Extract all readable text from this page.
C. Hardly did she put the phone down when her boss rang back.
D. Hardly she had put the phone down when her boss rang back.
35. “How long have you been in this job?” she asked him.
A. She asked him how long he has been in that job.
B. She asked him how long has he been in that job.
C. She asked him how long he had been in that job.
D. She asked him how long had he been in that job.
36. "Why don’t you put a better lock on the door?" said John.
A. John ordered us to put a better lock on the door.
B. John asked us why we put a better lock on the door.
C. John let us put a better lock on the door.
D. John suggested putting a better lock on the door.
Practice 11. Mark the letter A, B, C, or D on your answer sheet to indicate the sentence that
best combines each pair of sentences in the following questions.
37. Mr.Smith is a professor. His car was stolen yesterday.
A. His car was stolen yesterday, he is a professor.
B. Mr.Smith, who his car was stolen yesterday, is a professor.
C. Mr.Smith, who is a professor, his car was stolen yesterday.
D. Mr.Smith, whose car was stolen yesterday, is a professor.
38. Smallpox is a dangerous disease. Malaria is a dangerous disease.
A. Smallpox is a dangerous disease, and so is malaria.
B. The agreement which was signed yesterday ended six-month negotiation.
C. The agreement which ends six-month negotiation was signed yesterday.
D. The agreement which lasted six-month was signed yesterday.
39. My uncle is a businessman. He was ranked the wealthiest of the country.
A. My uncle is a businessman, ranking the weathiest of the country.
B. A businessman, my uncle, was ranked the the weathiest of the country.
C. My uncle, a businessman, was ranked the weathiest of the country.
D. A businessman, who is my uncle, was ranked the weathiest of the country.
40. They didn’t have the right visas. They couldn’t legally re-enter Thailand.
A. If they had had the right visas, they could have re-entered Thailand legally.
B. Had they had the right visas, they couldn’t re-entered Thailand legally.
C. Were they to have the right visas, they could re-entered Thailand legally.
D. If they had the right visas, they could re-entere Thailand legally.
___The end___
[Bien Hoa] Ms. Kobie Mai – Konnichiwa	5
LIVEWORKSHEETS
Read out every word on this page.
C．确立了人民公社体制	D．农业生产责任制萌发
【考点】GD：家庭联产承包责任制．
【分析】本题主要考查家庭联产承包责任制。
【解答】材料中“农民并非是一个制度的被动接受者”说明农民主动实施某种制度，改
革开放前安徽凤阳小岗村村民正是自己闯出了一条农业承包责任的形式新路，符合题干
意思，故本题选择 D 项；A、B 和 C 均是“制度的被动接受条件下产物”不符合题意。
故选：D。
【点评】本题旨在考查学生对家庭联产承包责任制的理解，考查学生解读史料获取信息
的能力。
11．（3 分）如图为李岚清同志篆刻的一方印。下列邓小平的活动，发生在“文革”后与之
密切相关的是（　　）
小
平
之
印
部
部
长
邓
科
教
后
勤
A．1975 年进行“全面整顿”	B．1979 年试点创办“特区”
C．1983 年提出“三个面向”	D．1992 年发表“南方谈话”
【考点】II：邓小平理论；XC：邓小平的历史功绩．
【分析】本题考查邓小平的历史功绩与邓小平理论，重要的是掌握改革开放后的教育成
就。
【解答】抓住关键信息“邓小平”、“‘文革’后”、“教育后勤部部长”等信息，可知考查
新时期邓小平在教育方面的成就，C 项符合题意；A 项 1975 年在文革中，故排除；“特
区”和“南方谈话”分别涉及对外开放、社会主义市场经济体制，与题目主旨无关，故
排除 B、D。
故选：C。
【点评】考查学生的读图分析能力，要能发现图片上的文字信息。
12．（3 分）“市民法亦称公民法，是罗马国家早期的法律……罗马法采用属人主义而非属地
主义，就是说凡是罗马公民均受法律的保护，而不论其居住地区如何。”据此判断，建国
··········
* **Set problem**
Copy each line of the data above without altering a single character.

* **Answer to the exercise**
Extract all readable text from this page.
C. Hardly did she put the phone down when her boss rang back.
D. Hardly she had put the phone down when her boss rang back.
35. “How long have you been in this job?” she asked him.
A. She asked him how long he has been in that job.
B. She asked him how long has he been in that job.
C. She asked him how long he had been in that job.
D. She asked him how long had he been in that job.
36. "Why don’t you put a better lock on the door?" said John.
A. John ordered us to put a better lock on the door.
B. John asked us why we put a better lock on the door.
C. John let us put a better lock on the door.
D. John suggested putting a better lock on the door.
Practice 11. Mark the letter A, B, C, or D on your answer sheet to indicate the sentence that
best combines each pair of sentences in the following questions.
37. Mr.Smith is a professor. His car was stolen yesterday.
A. His car was stolen yesterday, he is a professor.
B. Mr.Smith, who his car was stolen yesterday, is a professor.
C. Mr.Smith, who is a professor, his car was stolen yesterday.
D. Mr.Smith, whose car was stolen yesterday, is a professor.
38. Smallpox is a dangerous disease. Malaria is a dangerous disease.
A. Smallpox is a dangerous disease, and so is malaria.
B. The agreement which was signed yesterday ended six-month negotiation.
C. The agreement which ends six-month negotiation was signed yesterday.
D. The agreement which lasted six-month was signed yesterday.
39. My uncle is a businessman. He was ranked the wealthiest of the country.
A. My uncle is a businessman, ranking the weathiest of the country.
B. A businessman, my uncle, was ranked the the weathiest of the country.
C. My uncle, a businessman, was ranked the weathiest of the country.
D. A businessman, who is my uncle, was ranked the weathiest of the country.
40. They didn’t have the right visas. They couldn’t legally re-enter Thailand.
A. If they had had the right visas, they could have re-entered Thailand legally.
B. Had they had the right visas, they couldn’t re-entered Thailand legally.
C. Were they to have the right visas, they could re-entered Thailand legally.
D. If they had the right visas, they could re-entere Thailand legally.
___The end___
[Bien Hoa] Ms. Kobie Mai – Konnichiwa	5
LIVEWORKSHEETS
Read out every word on this page.
C．确立了人民公社体制	D．农业生产责任制萌发
【考点】GD：家庭联产承包责任制．
【分析】本题主要考查家庭联产承包责任制。
【解答】材料中“农民并非是一个制度的被动接受者”说明农民主动实施某种制度，改
革开放前安徽凤阳小岗村村民正是自己闯出了一条农业承包责任的形式新路，符合题干
意思，故本题选择 D 项；A、B 和 C 均是“制度的被动接受条件下产物”不符合题意。
故选：D。
【点评】本题旨在考查学生对家庭联产承包责任制的理解，考查学生解读史料获取信息
的能力。
11．（3 分）如图为李岚清同志篆刻的一方印。下列邓小平的活动，发生在“文革”后与之
密切相关的是（　　）
小
平
之
印
部
部
长
邓
科
教
后
勤
A．1975 年进行“全面整顿”	B．1979 年试点创办“特区”
C．1983 年提出“三个面向”	D．1992 年发表“南方谈话”
【考点】II：邓小平理论；XC：邓小平的历史功绩．
【分析】本题考查邓小平的历史功绩与邓小平理论，重要的是掌握改革开放后的教育成
就。
【解答】抓住关键信息“邓小平”、“‘文革’后”、“教育后勤部部长”等信息，可知考查
新时期邓小平在教育方面的成就，C 项符合题意；A 项 1975 年在文革中，故排除；“特
区”和“南方谈话”分别涉及对外开放、社会主义市场经济体制，与题目主旨无关，故
排除 B、D。
故选：C。
【点评】考查学生的读图分析能力，要能发现图片上的文字信息。
12．（3 分）“市民法亦称公民法，是罗马国家早期的法律……罗马法采用属人主义而非属地
主义，就是说凡是罗马公民均受法律的保护，而不论其居住地区如何。”据此判断，建国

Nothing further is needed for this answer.